◆ **SHORT PROBLEM**:
Can you reproduce the data beneath, keeping every line exact?

◆ **RECORDS TO PROCESS**:
•••••

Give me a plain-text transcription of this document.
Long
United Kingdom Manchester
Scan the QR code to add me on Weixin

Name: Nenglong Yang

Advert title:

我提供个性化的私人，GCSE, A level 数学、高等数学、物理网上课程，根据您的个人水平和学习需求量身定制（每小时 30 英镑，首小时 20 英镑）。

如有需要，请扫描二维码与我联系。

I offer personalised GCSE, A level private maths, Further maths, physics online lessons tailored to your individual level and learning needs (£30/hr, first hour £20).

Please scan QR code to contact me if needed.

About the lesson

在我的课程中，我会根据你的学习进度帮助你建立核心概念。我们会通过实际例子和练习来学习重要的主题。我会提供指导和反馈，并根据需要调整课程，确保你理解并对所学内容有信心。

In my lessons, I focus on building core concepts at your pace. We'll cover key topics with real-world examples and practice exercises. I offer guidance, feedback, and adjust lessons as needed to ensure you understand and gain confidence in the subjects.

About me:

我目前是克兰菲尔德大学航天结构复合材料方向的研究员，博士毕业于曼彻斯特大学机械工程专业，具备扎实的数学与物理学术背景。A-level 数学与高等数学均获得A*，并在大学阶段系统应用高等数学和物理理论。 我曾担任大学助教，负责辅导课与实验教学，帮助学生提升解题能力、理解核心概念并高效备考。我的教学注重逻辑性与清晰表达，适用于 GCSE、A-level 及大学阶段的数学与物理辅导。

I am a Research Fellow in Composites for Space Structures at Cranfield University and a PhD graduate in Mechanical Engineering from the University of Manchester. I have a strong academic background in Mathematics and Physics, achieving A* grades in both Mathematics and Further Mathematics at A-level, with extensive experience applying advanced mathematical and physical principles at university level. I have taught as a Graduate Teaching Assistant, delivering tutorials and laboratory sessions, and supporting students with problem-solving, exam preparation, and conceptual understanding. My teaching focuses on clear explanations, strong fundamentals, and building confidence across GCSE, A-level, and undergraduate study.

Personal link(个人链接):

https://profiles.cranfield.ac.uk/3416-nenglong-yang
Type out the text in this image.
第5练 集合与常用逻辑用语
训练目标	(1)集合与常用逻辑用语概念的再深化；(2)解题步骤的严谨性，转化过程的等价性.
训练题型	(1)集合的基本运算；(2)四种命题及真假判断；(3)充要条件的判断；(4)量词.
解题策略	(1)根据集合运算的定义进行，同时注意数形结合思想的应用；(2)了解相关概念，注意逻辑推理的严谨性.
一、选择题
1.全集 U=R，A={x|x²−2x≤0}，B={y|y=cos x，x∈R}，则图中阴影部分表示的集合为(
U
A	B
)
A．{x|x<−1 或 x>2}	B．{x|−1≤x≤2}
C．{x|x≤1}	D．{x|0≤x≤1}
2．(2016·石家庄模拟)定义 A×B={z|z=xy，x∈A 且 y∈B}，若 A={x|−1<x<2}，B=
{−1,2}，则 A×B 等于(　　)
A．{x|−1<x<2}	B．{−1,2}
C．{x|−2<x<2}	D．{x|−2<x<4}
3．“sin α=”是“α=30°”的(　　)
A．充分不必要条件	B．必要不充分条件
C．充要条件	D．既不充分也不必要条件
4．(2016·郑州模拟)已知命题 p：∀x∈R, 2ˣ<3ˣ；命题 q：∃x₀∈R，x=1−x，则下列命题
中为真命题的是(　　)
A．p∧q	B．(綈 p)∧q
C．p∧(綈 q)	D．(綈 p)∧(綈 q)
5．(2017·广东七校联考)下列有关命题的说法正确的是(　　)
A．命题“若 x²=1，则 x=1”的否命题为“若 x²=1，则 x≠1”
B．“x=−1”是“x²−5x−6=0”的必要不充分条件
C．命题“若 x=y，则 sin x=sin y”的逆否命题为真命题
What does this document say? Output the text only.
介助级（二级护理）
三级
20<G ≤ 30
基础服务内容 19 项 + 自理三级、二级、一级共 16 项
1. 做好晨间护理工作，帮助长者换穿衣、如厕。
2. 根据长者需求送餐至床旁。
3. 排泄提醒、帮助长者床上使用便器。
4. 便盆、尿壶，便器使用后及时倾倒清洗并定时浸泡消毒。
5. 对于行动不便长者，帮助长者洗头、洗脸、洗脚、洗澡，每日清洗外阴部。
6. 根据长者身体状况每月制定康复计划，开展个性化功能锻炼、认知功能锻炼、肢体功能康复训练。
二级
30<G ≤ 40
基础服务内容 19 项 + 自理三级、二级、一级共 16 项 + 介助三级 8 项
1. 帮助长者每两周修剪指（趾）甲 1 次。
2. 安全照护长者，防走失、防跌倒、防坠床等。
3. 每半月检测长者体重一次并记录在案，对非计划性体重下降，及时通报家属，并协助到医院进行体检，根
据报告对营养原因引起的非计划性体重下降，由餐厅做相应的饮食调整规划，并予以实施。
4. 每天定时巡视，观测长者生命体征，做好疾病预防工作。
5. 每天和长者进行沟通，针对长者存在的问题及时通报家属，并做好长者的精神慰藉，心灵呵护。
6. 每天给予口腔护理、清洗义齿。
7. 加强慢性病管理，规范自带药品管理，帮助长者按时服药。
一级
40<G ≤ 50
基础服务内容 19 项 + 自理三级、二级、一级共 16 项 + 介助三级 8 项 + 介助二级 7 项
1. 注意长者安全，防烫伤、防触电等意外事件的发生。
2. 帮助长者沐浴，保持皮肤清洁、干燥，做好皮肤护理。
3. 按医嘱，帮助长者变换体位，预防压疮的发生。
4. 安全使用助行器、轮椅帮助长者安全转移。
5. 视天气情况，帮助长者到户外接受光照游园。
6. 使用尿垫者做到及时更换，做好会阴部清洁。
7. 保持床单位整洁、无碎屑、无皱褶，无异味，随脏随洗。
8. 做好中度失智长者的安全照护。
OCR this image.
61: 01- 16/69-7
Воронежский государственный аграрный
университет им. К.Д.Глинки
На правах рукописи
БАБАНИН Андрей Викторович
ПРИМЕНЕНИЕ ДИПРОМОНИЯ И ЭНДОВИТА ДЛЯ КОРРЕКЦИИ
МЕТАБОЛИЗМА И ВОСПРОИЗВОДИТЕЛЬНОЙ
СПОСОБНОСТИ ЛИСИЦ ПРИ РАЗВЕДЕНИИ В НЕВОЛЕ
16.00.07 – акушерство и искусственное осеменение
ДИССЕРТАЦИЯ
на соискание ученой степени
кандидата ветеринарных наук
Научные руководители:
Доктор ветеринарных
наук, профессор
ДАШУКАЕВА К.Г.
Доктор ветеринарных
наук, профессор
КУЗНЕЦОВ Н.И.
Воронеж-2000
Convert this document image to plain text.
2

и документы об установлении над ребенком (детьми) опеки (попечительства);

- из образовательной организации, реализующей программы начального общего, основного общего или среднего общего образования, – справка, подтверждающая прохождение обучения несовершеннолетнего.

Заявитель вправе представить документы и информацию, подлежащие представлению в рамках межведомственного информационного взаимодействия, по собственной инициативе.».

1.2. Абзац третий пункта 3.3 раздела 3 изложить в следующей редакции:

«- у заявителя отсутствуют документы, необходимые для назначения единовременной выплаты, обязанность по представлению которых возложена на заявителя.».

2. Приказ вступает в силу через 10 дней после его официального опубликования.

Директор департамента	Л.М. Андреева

•••••

◆ **TASK RESPONSE**:
Give me a plain-text transcription of this document.
Long
United Kingdom Manchester
Scan the QR code to add me on Weixin

Name: Nenglong Yang

Advert title:

我提供个性化的私人，GCSE, A level 数学、高等数学、物理网上课程，根据您的个人水平和学习需求量身定制（每小时 30 英镑，首小时 20 英镑）。

如有需要，请扫描二维码与我联系。

I offer personalised GCSE, A level private maths, Further maths, physics online lessons tailored to your individual level and learning needs (£30/hr, first hour £20).

Please scan QR code to contact me if needed.

About the lesson

在我的课程中，我会根据你的学习进度帮助你建立核心概念。我们会通过实际例子和练习来学习重要的主题。我会提供指导和反馈，并根据需要调整课程，确保你理解并对所学内容有信心。

In my lessons, I focus on building core concepts at your pace. We'll cover key topics with real-world examples and practice exercises. I offer guidance, feedback, and adjust lessons as needed to ensure you understand and gain confidence in the subjects.

About me:

我目前是克兰菲尔德大学航天结构复合材料方向的研究员，博士毕业于曼彻斯特大学机械工程专业，具备扎实的数学与物理学术背景。A-level 数学与高等数学均获得A*，并在大学阶段系统应用高等数学和物理理论。 我曾担任大学助教，负责辅导课与实验教学，帮助学生提升解题能力、理解核心概念并高效备考。我的教学注重逻辑性与清晰表达，适用于 GCSE、A-level 及大学阶段的数学与物理辅导。

I am a Research Fellow in Composites for Space Structures at Cranfield University and a PhD graduate in Mechanical Engineering from the University of Manchester. I have a strong academic background in Mathematics and Physics, achieving A* grades in both Mathematics and Further Mathematics at A-level, with extensive experience applying advanced mathematical and physical principles at university level. I have taught as a Graduate Teaching Assistant, delivering tutorials and laboratory sessions, and supporting students with problem-solving, exam preparation, and conceptual understanding. My teaching focuses on clear explanations, strong fundamentals, and building confidence across GCSE, A-level, and undergraduate study.

Personal link(个人链接):

https://profiles.cranfield.ac.uk/3416-nenglong-yang
Type out the text in this image.
第5练 集合与常用逻辑用语
训练目标	(1)集合与常用逻辑用语概念的再深化；(2)解题步骤的严谨性，转化过程的等价性.
训练题型	(1)集合的基本运算；(2)四种命题及真假判断；(3)充要条件的判断；(4)量词.
解题策略	(1)根据集合运算的定义进行，同时注意数形结合思想的应用；(2)了解相关概念，注意逻辑推理的严谨性.
一、选择题
1.全集 U=R，A={x|x²−2x≤0}，B={y|y=cos x，x∈R}，则图中阴影部分表示的集合为(
U
A	B
)
A．{x|x<−1 或 x>2}	B．{x|−1≤x≤2}
C．{x|x≤1}	D．{x|0≤x≤1}
2．(2016·石家庄模拟)定义 A×B={z|z=xy，x∈A 且 y∈B}，若 A={x|−1<x<2}，B=
{−1,2}，则 A×B 等于(　　)
A．{x|−1<x<2}	B．{−1,2}
C．{x|−2<x<2}	D．{x|−2<x<4}
3．“sin α=”是“α=30°”的(　　)
A．充分不必要条件	B．必要不充分条件
C．充要条件	D．既不充分也不必要条件
4．(2016·郑州模拟)已知命题 p：∀x∈R, 2ˣ<3ˣ；命题 q：∃x₀∈R，x=1−x，则下列命题
中为真命题的是(　　)
A．p∧q	B．(綈 p)∧q
C．p∧(綈 q)	D．(綈 p)∧(綈 q)
5．(2017·广东七校联考)下列有关命题的说法正确的是(　　)
A．命题“若 x²=1，则 x=1”的否命题为“若 x²=1，则 x≠1”
B．“x=−1”是“x²−5x−6=0”的必要不充分条件
C．命题“若 x=y，则 sin x=sin y”的逆否命题为真命题
What does this document say? Output the text only.
介助级（二级护理）
三级
20<G ≤ 30
基础服务内容 19 项 + 自理三级、二级、一级共 16 项
1. 做好晨间护理工作，帮助长者换穿衣、如厕。
2. 根据长者需求送餐至床旁。
3. 排泄提醒、帮助长者床上使用便器。
4. 便盆、尿壶，便器使用后及时倾倒清洗并定时浸泡消毒。
5. 对于行动不便长者，帮助长者洗头、洗脸、洗脚、洗澡，每日清洗外阴部。
6. 根据长者身体状况每月制定康复计划，开展个性化功能锻炼、认知功能锻炼、肢体功能康复训练。
二级
30<G ≤ 40
基础服务内容 19 项 + 自理三级、二级、一级共 16 项 + 介助三级 8 项
1. 帮助长者每两周修剪指（趾）甲 1 次。
2. 安全照护长者，防走失、防跌倒、防坠床等。
3. 每半月检测长者体重一次并记录在案，对非计划性体重下降，及时通报家属，并协助到医院进行体检，根
据报告对营养原因引起的非计划性体重下降，由餐厅做相应的饮食调整规划，并予以实施。
4. 每天定时巡视，观测长者生命体征，做好疾病预防工作。
5. 每天和长者进行沟通，针对长者存在的问题及时通报家属，并做好长者的精神慰藉，心灵呵护。
6. 每天给予口腔护理、清洗义齿。
7. 加强慢性病管理，规范自带药品管理，帮助长者按时服药。
一级
40<G ≤ 50
基础服务内容 19 项 + 自理三级、二级、一级共 16 项 + 介助三级 8 项 + 介助二级 7 项
1. 注意长者安全，防烫伤、防触电等意外事件的发生。
2. 帮助长者沐浴，保持皮肤清洁、干燥，做好皮肤护理。
3. 按医嘱，帮助长者变换体位，预防压疮的发生。
4. 安全使用助行器、轮椅帮助长者安全转移。
5. 视天气情况，帮助长者到户外接受光照游园。
6. 使用尿垫者做到及时更换，做好会阴部清洁。
7. 保持床单位整洁、无碎屑、无皱褶，无异味，随脏随洗。
8. 做好中度失智长者的安全照护。
OCR this image.
61: 01- 16/69-7
Воронежский государственный аграрный
университет им. К.Д.Глинки
На правах рукописи
БАБАНИН Андрей Викторович
ПРИМЕНЕНИЕ ДИПРОМОНИЯ И ЭНДОВИТА ДЛЯ КОРРЕКЦИИ
МЕТАБОЛИЗМА И ВОСПРОИЗВОДИТЕЛЬНОЙ
СПОСОБНОСТИ ЛИСИЦ ПРИ РАЗВЕДЕНИИ В НЕВОЛЕ
16.00.07 – акушерство и искусственное осеменение
ДИССЕРТАЦИЯ
на соискание ученой степени
кандидата ветеринарных наук
Научные руководители:
Доктор ветеринарных
наук, профессор
ДАШУКАЕВА К.Г.
Доктор ветеринарных
наук, профессор
КУЗНЕЦОВ Н.И.
Воронеж-2000
Convert this document image to plain text.
2

и документы об установлении над ребенком (детьми) опеки (попечительства);

- из образовательной организации, реализующей программы начального общего, основного общего или среднего общего образования, – справка, подтверждающая прохождение обучения несовершеннолетнего.

Заявитель вправе представить документы и информацию, подлежащие представлению в рамках межведомственного информационного взаимодействия, по собственной инициативе.».

1.2. Абзац третий пункта 3.3 раздела 3 изложить в следующей редакции:

«- у заявителя отсутствуют документы, необходимые для назначения единовременной выплаты, обязанность по представлению которых возложена на заявителя.».

2. Приказ вступает в силу через 10 дней после его официального опубликования.

Директор департамента	Л.М. Андреева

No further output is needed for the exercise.